BEGIN EXERCISE INPUTS
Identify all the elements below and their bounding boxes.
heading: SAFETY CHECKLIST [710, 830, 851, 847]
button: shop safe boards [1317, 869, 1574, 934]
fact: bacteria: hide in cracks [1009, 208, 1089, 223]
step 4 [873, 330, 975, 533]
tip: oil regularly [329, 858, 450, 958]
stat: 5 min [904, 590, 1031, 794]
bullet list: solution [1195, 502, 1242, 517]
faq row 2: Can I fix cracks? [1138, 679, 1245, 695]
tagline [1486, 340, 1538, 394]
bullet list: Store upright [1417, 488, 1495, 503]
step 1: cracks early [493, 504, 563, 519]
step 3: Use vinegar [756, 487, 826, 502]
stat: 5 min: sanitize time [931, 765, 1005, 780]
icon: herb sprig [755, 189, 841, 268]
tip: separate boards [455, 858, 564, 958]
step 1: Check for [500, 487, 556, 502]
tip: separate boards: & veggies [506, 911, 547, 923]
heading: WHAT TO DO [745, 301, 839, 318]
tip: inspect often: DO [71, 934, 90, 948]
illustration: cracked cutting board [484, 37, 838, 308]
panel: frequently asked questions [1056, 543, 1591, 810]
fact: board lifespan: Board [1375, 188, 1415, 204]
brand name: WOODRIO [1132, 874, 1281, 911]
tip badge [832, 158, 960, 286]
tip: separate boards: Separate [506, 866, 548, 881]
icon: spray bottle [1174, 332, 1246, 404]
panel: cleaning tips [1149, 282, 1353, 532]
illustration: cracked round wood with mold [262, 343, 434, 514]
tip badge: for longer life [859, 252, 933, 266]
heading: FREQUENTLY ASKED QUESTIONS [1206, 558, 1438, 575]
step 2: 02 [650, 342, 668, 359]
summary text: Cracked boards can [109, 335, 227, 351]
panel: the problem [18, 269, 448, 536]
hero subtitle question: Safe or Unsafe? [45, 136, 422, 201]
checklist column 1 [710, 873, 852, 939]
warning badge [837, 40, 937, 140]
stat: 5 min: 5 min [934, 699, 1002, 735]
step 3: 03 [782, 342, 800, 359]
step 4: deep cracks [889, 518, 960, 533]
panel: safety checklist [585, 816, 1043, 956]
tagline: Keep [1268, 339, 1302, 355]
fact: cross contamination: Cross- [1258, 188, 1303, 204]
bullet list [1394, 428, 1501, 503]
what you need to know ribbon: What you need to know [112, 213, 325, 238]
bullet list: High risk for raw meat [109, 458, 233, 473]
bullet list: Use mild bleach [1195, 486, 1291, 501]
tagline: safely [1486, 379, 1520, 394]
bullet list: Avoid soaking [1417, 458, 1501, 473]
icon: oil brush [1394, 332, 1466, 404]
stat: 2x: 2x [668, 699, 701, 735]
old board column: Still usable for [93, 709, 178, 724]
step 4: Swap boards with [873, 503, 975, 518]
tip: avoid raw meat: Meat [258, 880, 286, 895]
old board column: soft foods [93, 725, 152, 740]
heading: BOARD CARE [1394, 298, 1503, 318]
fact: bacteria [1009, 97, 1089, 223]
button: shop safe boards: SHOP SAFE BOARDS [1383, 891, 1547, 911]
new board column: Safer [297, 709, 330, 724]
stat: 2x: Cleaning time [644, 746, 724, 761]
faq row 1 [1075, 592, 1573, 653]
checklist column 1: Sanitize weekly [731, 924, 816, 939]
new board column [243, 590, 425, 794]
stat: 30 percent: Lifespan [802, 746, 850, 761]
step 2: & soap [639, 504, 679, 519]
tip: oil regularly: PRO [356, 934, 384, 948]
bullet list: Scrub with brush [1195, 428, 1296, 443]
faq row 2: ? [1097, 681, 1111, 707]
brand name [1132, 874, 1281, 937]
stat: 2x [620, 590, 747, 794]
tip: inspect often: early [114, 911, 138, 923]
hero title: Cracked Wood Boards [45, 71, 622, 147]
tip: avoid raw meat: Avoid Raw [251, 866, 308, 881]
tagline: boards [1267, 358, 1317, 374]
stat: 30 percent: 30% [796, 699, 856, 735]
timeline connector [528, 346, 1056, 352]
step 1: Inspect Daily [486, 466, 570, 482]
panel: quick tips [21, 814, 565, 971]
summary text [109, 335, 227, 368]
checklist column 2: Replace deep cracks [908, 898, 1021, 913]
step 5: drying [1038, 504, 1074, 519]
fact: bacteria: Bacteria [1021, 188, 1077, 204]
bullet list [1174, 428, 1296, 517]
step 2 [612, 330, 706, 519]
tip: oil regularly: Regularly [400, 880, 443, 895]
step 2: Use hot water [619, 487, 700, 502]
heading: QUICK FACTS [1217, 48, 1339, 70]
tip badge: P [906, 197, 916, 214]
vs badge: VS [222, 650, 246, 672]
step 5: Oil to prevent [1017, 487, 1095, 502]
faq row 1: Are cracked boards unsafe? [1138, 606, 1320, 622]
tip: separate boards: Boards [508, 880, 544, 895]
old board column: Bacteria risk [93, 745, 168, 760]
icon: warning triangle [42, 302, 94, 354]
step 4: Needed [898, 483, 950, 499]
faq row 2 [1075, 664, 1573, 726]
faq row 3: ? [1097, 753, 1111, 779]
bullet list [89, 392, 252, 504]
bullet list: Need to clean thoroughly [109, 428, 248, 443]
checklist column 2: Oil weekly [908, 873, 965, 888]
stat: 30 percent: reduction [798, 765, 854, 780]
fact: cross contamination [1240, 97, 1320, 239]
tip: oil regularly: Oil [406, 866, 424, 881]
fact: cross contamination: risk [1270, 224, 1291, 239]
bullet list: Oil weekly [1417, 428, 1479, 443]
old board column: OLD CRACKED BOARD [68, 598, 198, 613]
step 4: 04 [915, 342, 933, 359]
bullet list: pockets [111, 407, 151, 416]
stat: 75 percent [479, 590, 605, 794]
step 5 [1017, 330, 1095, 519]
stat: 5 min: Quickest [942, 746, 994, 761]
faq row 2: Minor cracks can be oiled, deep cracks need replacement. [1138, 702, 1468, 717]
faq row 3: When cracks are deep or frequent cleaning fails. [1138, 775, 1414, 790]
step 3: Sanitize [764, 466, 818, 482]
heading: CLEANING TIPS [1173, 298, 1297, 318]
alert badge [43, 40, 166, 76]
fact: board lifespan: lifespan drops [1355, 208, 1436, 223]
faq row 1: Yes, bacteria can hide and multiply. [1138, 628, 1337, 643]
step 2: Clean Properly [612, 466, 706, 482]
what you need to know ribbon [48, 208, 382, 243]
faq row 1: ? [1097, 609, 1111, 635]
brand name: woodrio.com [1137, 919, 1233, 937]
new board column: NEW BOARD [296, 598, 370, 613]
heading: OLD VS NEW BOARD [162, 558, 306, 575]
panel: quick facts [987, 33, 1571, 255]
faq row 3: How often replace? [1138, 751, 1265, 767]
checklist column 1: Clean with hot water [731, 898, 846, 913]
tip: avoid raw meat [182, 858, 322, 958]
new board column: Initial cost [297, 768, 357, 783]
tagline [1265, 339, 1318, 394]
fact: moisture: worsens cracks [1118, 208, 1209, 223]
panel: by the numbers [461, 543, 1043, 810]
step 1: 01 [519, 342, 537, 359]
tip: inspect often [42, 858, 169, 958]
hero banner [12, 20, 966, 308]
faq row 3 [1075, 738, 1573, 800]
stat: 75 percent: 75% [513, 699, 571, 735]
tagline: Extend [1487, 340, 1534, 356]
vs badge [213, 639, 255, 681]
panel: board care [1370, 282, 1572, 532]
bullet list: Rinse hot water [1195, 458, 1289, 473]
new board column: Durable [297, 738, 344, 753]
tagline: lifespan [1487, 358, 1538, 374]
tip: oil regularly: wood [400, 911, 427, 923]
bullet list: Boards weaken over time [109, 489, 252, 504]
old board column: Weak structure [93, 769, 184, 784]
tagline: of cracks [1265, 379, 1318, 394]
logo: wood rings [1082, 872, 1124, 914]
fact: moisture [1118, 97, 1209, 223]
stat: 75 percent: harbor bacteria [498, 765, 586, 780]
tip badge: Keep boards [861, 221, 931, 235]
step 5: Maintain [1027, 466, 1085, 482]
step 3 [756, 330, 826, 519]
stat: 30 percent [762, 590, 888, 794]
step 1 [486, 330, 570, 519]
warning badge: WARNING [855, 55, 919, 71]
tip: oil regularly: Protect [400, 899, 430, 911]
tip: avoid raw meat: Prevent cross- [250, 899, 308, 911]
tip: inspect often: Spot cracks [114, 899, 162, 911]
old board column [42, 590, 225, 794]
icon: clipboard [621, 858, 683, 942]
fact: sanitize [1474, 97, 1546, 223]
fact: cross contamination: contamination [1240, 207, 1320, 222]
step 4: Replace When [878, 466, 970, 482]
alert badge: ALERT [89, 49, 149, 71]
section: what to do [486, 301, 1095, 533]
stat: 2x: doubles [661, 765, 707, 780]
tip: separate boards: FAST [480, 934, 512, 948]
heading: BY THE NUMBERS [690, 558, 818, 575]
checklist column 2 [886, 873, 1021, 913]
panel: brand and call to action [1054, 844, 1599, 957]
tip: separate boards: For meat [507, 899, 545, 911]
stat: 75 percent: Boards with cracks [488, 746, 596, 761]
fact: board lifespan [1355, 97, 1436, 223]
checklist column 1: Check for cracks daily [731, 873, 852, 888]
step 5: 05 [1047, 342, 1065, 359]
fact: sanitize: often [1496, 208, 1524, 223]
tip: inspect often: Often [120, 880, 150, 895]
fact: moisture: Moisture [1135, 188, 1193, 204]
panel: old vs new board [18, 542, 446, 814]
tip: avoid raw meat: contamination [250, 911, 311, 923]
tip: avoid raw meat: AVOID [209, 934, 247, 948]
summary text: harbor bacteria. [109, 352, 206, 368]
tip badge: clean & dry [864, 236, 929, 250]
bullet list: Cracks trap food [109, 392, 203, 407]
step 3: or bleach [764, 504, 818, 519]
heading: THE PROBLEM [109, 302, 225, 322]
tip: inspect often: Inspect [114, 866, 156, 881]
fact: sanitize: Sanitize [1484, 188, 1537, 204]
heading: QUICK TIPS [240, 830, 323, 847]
END EXERCISE INPUTS
ACTIVITY:
On how many lines above does the word "weekly" appear? Answer with that figure only.

WRITTEN RESPONSE:
3